Task description>
Check the listing below line by line and report how many lines hold "status", with no other words.
(begin)
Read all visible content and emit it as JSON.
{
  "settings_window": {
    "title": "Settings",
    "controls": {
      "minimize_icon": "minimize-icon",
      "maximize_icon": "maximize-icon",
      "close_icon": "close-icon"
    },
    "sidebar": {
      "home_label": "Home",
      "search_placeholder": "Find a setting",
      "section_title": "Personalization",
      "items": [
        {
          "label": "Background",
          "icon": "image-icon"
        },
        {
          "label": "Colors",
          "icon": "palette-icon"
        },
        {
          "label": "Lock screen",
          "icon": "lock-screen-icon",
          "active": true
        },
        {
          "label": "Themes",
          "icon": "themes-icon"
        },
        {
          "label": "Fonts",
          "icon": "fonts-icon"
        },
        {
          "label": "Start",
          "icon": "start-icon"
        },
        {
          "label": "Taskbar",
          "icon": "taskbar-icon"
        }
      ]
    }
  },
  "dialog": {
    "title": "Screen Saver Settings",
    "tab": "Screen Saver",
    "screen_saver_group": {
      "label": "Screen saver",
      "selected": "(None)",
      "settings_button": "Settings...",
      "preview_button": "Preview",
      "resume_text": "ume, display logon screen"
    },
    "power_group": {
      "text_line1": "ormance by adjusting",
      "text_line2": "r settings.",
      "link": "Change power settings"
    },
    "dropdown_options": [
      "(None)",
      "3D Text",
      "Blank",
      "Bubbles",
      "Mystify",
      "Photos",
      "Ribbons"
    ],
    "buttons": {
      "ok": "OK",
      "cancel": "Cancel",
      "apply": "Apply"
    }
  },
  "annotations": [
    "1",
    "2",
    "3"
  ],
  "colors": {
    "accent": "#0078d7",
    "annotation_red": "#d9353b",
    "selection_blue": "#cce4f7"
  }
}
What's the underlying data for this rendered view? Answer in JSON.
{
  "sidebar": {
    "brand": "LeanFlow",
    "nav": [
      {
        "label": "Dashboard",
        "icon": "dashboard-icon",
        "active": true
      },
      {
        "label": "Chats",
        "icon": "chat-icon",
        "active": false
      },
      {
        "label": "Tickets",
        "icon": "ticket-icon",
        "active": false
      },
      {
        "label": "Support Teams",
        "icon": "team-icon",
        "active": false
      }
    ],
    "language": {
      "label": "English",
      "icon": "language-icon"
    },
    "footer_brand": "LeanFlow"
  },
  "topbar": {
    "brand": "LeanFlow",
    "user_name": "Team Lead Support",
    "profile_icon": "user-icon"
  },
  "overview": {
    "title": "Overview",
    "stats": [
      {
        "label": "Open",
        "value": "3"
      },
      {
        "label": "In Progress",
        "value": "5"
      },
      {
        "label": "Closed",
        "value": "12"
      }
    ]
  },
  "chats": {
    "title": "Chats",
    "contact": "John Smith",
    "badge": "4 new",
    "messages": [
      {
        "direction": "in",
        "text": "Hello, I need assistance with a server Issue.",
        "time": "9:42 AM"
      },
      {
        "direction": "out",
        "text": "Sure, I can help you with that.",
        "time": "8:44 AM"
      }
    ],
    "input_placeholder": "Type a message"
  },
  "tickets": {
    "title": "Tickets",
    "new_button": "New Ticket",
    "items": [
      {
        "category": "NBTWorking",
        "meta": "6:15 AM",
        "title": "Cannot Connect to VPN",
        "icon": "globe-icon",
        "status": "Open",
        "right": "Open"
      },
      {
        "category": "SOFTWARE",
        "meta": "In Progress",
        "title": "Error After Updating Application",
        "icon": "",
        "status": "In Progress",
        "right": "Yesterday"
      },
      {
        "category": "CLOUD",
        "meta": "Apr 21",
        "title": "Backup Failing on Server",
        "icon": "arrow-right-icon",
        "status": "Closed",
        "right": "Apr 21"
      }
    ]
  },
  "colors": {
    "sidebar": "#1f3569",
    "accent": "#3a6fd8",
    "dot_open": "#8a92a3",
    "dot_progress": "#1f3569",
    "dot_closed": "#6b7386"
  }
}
(end)
(begin)
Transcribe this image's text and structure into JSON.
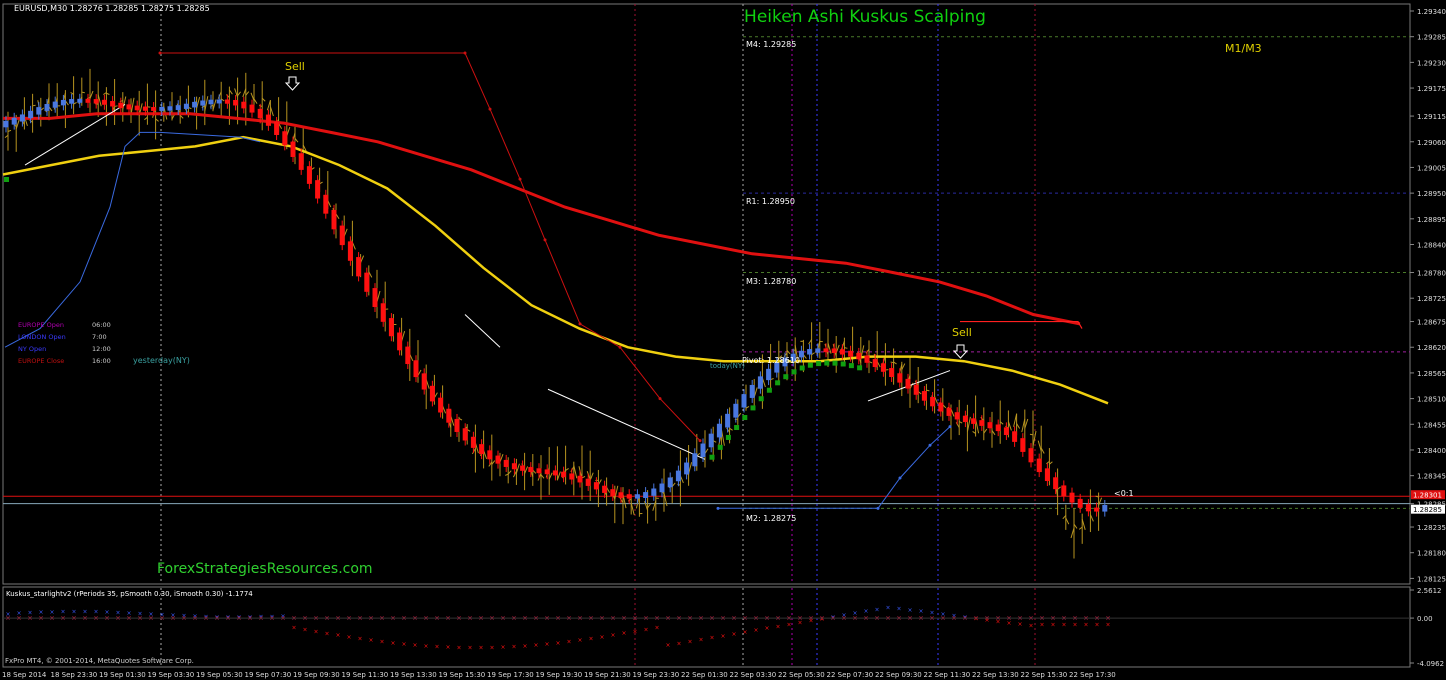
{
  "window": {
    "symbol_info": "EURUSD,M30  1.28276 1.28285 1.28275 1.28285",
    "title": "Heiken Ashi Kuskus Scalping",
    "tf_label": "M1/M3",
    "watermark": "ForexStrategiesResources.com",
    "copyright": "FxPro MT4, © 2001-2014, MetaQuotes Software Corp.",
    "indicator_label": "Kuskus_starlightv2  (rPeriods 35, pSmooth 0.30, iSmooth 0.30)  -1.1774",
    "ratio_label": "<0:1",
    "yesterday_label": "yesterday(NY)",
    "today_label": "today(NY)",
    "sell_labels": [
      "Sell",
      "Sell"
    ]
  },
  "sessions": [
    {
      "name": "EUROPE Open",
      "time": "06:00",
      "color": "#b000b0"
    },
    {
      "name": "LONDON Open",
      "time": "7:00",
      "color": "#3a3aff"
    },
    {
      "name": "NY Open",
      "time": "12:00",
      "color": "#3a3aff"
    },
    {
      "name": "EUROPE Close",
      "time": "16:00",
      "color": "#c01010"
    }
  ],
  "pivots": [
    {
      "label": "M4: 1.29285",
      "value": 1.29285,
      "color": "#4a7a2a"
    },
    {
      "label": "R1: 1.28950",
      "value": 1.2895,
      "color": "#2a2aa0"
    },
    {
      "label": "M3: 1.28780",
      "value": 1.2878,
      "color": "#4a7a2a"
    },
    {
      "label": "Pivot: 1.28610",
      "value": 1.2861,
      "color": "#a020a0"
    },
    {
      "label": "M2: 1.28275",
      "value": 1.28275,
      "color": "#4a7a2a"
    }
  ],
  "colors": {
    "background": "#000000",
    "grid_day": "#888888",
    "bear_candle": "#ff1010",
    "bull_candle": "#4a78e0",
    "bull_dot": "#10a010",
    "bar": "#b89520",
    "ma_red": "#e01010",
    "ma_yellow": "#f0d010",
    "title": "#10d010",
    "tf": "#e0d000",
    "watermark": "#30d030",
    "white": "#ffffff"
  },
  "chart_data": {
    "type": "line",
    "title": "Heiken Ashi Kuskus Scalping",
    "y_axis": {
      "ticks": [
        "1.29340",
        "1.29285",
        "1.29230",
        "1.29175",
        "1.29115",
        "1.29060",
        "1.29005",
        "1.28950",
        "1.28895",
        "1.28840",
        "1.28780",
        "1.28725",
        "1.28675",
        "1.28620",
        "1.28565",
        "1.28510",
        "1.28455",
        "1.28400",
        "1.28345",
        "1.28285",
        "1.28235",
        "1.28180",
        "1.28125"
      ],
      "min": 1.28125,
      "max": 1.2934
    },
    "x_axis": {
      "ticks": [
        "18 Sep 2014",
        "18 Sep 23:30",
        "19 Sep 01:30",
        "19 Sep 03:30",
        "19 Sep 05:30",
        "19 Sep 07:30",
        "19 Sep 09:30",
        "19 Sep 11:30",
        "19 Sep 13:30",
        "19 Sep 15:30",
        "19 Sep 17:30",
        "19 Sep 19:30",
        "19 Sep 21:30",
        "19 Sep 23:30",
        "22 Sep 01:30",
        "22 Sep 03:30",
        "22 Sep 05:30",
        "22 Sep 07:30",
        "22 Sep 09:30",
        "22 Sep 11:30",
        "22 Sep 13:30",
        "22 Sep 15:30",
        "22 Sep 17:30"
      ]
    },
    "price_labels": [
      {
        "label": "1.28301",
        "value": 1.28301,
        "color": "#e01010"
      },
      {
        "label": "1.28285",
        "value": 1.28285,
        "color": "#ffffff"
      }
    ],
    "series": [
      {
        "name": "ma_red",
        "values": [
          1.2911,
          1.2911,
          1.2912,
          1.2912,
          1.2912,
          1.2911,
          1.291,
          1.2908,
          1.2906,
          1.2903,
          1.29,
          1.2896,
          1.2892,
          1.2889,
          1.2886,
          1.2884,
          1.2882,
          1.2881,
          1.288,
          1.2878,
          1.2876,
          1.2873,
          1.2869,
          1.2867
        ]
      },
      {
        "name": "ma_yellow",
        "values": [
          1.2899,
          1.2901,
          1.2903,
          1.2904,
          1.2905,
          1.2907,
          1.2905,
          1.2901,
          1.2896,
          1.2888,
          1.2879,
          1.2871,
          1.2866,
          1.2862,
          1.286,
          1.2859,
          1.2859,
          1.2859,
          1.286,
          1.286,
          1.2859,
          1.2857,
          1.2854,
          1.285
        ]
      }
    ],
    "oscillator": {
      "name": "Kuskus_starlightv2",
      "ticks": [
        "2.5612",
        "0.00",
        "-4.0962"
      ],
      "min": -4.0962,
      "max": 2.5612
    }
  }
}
(end)
Written response>
3